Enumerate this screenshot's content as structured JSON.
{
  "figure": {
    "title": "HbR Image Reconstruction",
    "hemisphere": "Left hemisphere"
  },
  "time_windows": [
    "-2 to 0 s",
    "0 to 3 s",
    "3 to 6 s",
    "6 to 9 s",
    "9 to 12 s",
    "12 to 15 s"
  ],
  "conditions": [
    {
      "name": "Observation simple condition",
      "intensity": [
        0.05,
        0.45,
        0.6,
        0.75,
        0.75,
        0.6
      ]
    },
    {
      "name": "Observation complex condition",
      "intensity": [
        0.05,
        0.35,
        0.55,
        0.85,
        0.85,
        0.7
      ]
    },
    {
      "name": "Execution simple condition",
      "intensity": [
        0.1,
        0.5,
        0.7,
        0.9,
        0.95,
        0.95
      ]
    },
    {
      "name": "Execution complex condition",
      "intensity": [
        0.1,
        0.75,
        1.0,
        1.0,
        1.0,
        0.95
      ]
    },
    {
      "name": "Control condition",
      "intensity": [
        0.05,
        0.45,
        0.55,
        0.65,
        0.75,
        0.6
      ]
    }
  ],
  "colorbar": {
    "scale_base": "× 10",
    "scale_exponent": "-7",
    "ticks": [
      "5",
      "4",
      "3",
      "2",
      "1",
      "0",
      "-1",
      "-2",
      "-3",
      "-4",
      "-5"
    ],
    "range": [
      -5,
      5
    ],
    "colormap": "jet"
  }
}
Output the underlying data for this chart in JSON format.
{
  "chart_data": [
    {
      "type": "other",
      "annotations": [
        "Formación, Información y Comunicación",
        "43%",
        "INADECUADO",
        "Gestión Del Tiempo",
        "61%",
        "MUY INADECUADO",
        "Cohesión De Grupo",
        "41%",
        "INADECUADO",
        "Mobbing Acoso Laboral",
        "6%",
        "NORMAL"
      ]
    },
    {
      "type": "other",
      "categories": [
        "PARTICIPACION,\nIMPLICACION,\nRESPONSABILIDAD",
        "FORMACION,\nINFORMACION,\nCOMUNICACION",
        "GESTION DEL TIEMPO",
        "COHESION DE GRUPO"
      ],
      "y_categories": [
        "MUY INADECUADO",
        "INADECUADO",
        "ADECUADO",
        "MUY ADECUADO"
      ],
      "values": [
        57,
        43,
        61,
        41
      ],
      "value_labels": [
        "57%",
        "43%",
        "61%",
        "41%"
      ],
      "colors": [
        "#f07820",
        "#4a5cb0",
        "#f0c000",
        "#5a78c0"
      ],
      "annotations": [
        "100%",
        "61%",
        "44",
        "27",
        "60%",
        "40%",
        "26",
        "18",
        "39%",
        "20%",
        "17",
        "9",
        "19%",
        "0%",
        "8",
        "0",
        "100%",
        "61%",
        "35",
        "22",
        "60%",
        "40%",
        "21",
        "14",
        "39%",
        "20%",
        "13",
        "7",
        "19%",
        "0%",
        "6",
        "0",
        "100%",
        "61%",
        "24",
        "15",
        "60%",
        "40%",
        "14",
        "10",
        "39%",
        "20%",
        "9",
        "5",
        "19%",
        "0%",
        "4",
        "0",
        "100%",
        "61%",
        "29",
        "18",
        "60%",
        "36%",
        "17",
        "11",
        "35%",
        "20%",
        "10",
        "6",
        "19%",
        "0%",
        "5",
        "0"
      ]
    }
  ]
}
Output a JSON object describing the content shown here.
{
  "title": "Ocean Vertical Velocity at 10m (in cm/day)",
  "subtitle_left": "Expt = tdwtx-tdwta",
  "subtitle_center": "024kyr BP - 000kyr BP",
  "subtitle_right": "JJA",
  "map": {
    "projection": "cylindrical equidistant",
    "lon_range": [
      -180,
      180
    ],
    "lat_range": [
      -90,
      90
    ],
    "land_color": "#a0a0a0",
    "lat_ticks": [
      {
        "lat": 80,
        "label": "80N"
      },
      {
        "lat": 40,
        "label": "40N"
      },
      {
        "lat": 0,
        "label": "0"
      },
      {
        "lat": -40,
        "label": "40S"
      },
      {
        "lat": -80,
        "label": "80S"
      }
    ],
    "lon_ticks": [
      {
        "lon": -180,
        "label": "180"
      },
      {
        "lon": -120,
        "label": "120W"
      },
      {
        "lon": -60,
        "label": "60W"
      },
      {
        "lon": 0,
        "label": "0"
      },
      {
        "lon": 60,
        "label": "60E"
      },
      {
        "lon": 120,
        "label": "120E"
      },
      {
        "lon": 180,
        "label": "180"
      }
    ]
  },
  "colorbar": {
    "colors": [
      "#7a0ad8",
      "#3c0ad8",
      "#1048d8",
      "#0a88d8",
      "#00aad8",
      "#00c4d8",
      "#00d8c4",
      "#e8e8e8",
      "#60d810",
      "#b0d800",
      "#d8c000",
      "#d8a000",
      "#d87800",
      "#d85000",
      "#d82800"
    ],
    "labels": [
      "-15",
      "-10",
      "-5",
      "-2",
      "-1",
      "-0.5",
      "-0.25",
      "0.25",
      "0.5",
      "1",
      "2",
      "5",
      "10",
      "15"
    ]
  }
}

- _What you should do_
Extract from the data every line where "Observation" shows up.

- _Reply to the task_
      "name": "Observation simple condition",
      "name": "Observation complex condition",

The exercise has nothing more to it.